> _Task instructions_: Look through the lines below and extract each one that contains "souvent".

> _Dataset items_:
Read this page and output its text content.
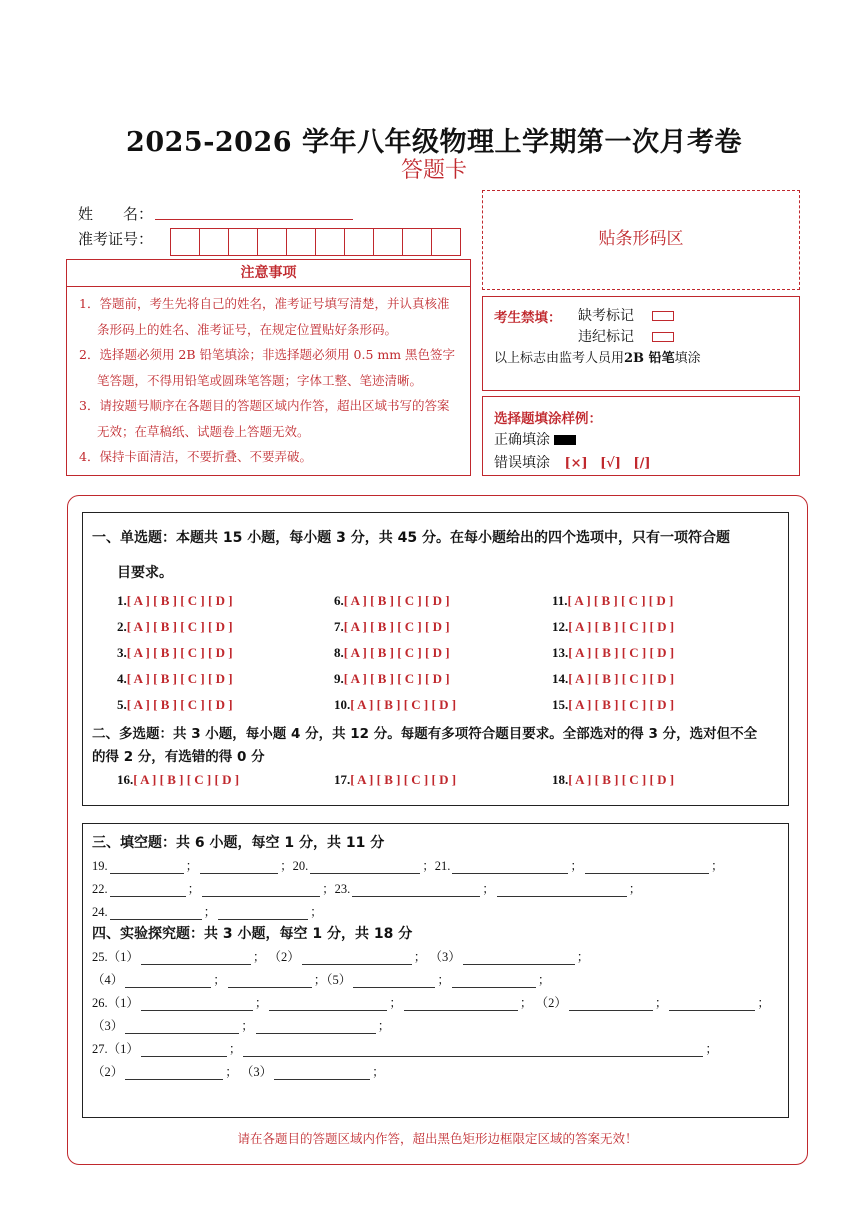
2025-2026 学年八年级物理上学期第一次月考卷
答题卡
姓　　名：
准考证号：	贴条形码区
注意事项
1．答题前，考生先将自己的姓名，准考证号填写清楚，并认真核准条形码上的姓名、准考证号，在规定位置贴好条形码。
2．选择题必须用 2B 铅笔填涂；非选择题必须用 0.5 mm 黑色签字笔答题，不得用铅笔或圆珠笔答题；字体工整、笔迹清晰。
3．请按题号顺序在各题目的答题区域内作答，超出区域书写的答案无效；在草稿纸、试题卷上答题无效。
4．保持卡面清洁，不要折叠、不要弄破。
考生禁填： 缺考标记
违纪标记
以上标志由监考人员用2B 铅笔填涂
选择题填涂样例：
正确填涂
错误填涂 [×] [√] [/]
一、单选题：本题共 15 小题，每小题 3 分，共 45 分。在每小题给出的四个选项中，只有一项符合题
目要求。
1.[ A ] [ B ] [ C ] [ D ]
2.[ A ] [ B ] [ C ] [ D ]
3.[ A ] [ B ] [ C ] [ D ]
4.[ A ] [ B ] [ C ] [ D ]
5.[ A ] [ B ] [ C ] [ D ]
6.[ A ] [ B ] [ C ] [ D ]
7.[ A ] [ B ] [ C ] [ D ]
8.[ A ] [ B ] [ C ] [ D ]
9.[ A ] [ B ] [ C ] [ D ]
10.[ A ] [ B ] [ C ] [ D ]
11.[ A ] [ B ] [ C ] [ D ]
12.[ A ] [ B ] [ C ] [ D ]
13.[ A ] [ B ] [ C ] [ D ]
14.[ A ] [ B ] [ C ] [ D ]
15.[ A ] [ B ] [ C ] [ D ]
二、多选题：共 3 小题，每小题 4 分，共 12 分。每题有多项符合题目要求。全部选对的得 3 分，选对但不全
的得 2 分，有选错的得 0 分
16.[ A ] [ B ] [ C ] [ D ]	17.[ A ] [ B ] [ C ] [ D ]	18.[ A ] [ B ] [ C ] [ D ]
三、填空题：共 6 小题，每空 1 分，共 11 分
19.	；	；20.	；21.	；	；
22.	；	；23.	；	；
24.	；	；
四、实验探究题：共 3 小题，每空 1 分，共 18 分
25.（1）	； （2）	； （3）	；
（4）	；	；（5）	；	；
26.（1）	；	；	； （2）	；	；
（3）	；	；
27.（1）	；	；
（2）	； （3）	；
请在各题目的答题区域内作答，超出黑色矩形边框限定区域的答案无效！
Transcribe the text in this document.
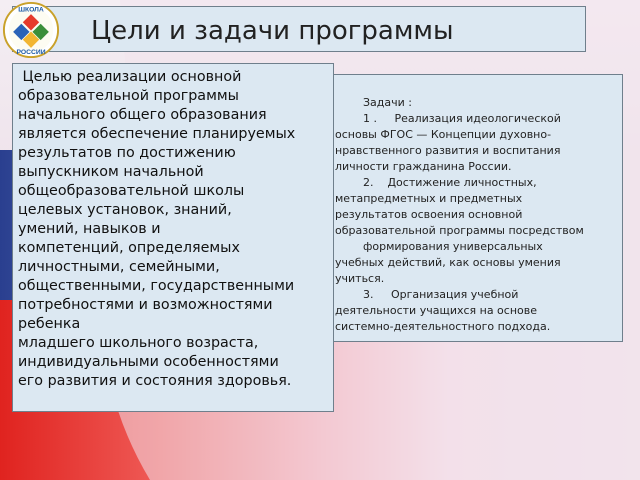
Цели и задачи программы
ШКОЛА
РОССИИ

Задачи :

1 .     Реализация идеологической

основы ФГОС — Концепции духовно-

нравственного развития и воспитания

личности гражданина России.

2.    Достижение личностных,

метапредметных и предметных

результатов освоения основной

образовательной программы посредством

формирования универсальных

учебных действий, как основы умения

учиться.

3.     Организация учебной

деятельности учащихся на основе

системно-деятельностного подхода.

Целью реализации основной
образовательной программы
начального общего образования
является обеспечение планируемых
результатов по достижению
выпускником начальной
общеобразовательной школы
целевых установок, знаний,
умений, навыков и
компетенций, определяемых
личностными, семейными,
общественными, государственными
потребностями и возможностями
ребенка
младшего школьного возраста,
индивидуальными особенностями
его развития и состояния здоровья.
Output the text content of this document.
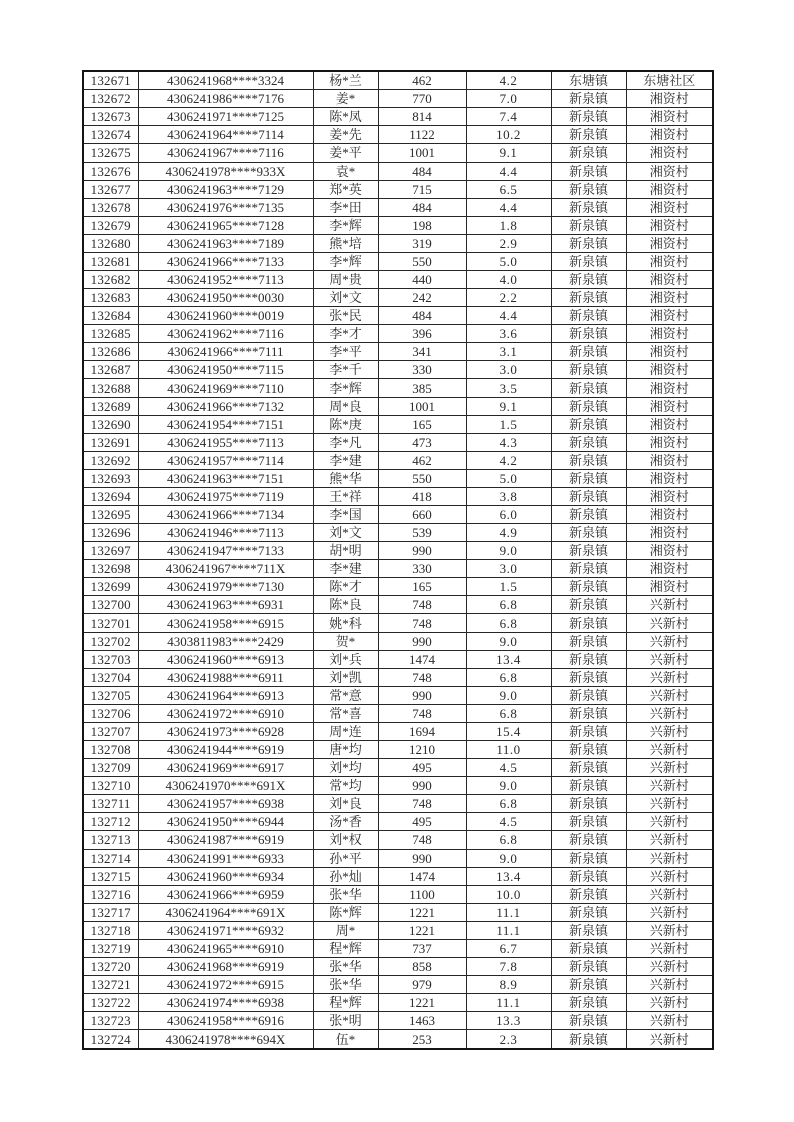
132671	4306241968****3324	杨*兰	462	4.2	东塘镇	东塘社区
132672	4306241986****7176	姜*	770	7.0	新泉镇	湘资村
132673	4306241971****7125	陈*凤	814	7.4	新泉镇	湘资村
132674	4306241964****7114	姜*先	1122	10.2	新泉镇	湘资村
132675	4306241967****7116	姜*平	1001	9.1	新泉镇	湘资村
132676	4306241978****933X	袁*	484	4.4	新泉镇	湘资村
132677	4306241963****7129	郑*英	715	6.5	新泉镇	湘资村
132678	4306241976****7135	李*田	484	4.4	新泉镇	湘资村
132679	4306241965****7128	李*辉	198	1.8	新泉镇	湘资村
132680	4306241963****7189	熊*培	319	2.9	新泉镇	湘资村
132681	4306241966****7133	李*辉	550	5.0	新泉镇	湘资村
132682	4306241952****7113	周*贵	440	4.0	新泉镇	湘资村
132683	4306241950****0030	刘*文	242	2.2	新泉镇	湘资村
132684	4306241960****0019	张*民	484	4.4	新泉镇	湘资村
132685	4306241962****7116	李*才	396	3.6	新泉镇	湘资村
132686	4306241966****7111	李*平	341	3.1	新泉镇	湘资村
132687	4306241950****7115	李*千	330	3.0	新泉镇	湘资村
132688	4306241969****7110	李*辉	385	3.5	新泉镇	湘资村
132689	4306241966****7132	周*良	1001	9.1	新泉镇	湘资村
132690	4306241954****7151	陈*庚	165	1.5	新泉镇	湘资村
132691	4306241955****7113	李*凡	473	4.3	新泉镇	湘资村
132692	4306241957****7114	李*建	462	4.2	新泉镇	湘资村
132693	4306241963****7151	熊*华	550	5.0	新泉镇	湘资村
132694	4306241975****7119	王*祥	418	3.8	新泉镇	湘资村
132695	4306241966****7134	李*国	660	6.0	新泉镇	湘资村
132696	4306241946****7113	刘*文	539	4.9	新泉镇	湘资村
132697	4306241947****7133	胡*明	990	9.0	新泉镇	湘资村
132698	4306241967****711X	李*建	330	3.0	新泉镇	湘资村
132699	4306241979****7130	陈*才	165	1.5	新泉镇	湘资村
132700	4306241963****6931	陈*良	748	6.8	新泉镇	兴新村
132701	4306241958****6915	姚*科	748	6.8	新泉镇	兴新村
132702	4303811983****2429	贺*	990	9.0	新泉镇	兴新村
132703	4306241960****6913	刘*兵	1474	13.4	新泉镇	兴新村
132704	4306241988****6911	刘*凯	748	6.8	新泉镇	兴新村
132705	4306241964****6913	常*意	990	9.0	新泉镇	兴新村
132706	4306241972****6910	常*喜	748	6.8	新泉镇	兴新村
132707	4306241973****6928	周*连	1694	15.4	新泉镇	兴新村
132708	4306241944****6919	唐*均	1210	11.0	新泉镇	兴新村
132709	4306241969****6917	刘*均	495	4.5	新泉镇	兴新村
132710	4306241970****691X	常*均	990	9.0	新泉镇	兴新村
132711	4306241957****6938	刘*良	748	6.8	新泉镇	兴新村
132712	4306241950****6944	汤*香	495	4.5	新泉镇	兴新村
132713	4306241987****6919	刘*权	748	6.8	新泉镇	兴新村
132714	4306241991****6933	孙*平	990	9.0	新泉镇	兴新村
132715	4306241960****6934	孙*灿	1474	13.4	新泉镇	兴新村
132716	4306241966****6959	张*华	1100	10.0	新泉镇	兴新村
132717	4306241964****691X	陈*辉	1221	11.1	新泉镇	兴新村
132718	4306241971****6932	周*	1221	11.1	新泉镇	兴新村
132719	4306241965****6910	程*辉	737	6.7	新泉镇	兴新村
132720	4306241968****6919	张*华	858	7.8	新泉镇	兴新村
132721	4306241972****6915	张*华	979	8.9	新泉镇	兴新村
132722	4306241974****6938	程*辉	1221	11.1	新泉镇	兴新村
132723	4306241958****6916	张*明	1463	13.3	新泉镇	兴新村
132724	4306241978****694X	伍*	253	2.3	新泉镇	兴新村
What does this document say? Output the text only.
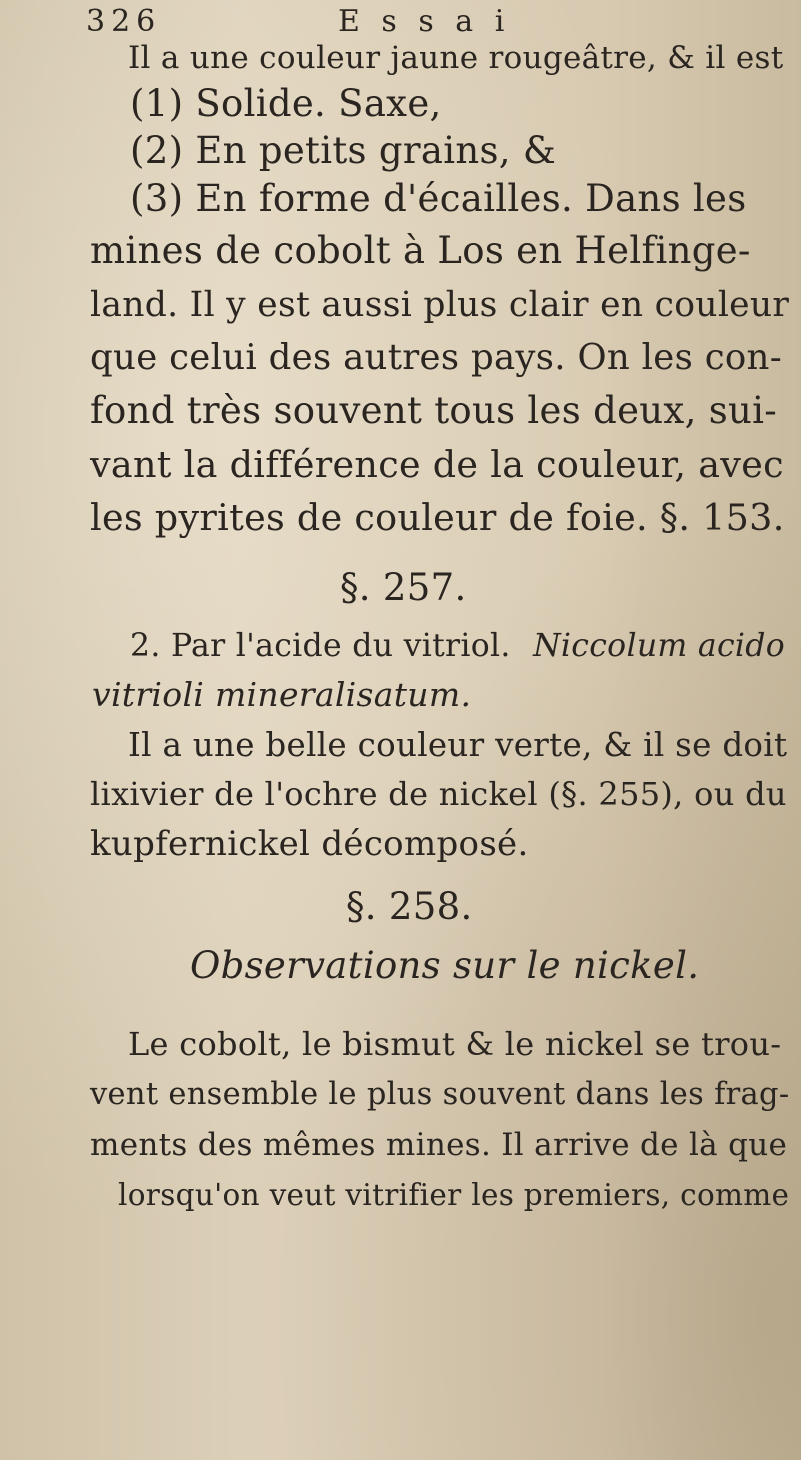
326	E s s a i
Il a une couleur jaune rougeâtre, & il est
(1) Solide. Saxe,
(2) En petits grains, &
(3) En forme d'écailles. Dans les
mines de cobolt à Los en Helfinge-
land. Il y est aussi plus clair en couleur
que celui des autres pays. On les con-
fond très souvent tous les deux, sui-
vant la différence de la couleur, avec
les pyrites de couleur de foie. §. 153.
§. 257.
2. Par l'acide du vitriol. Niccolum acido
vitrioli mineralisatum.
Il a une belle couleur verte, & il se doit
lixivier de l'ochre de nickel (§. 255), ou du
kupfernickel décomposé.
§. 258.
Observations sur le nickel.
Le cobolt, le bismut & le nickel se trou-
vent ensemble le plus souvent dans les frag-
ments des mêmes mines. Il arrive de là que
lorsqu'on veut vitrifier les premiers, comme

> _Solved problem_:
fond très souvent tous les deux, sui-
vent ensemble le plus souvent dans les frag-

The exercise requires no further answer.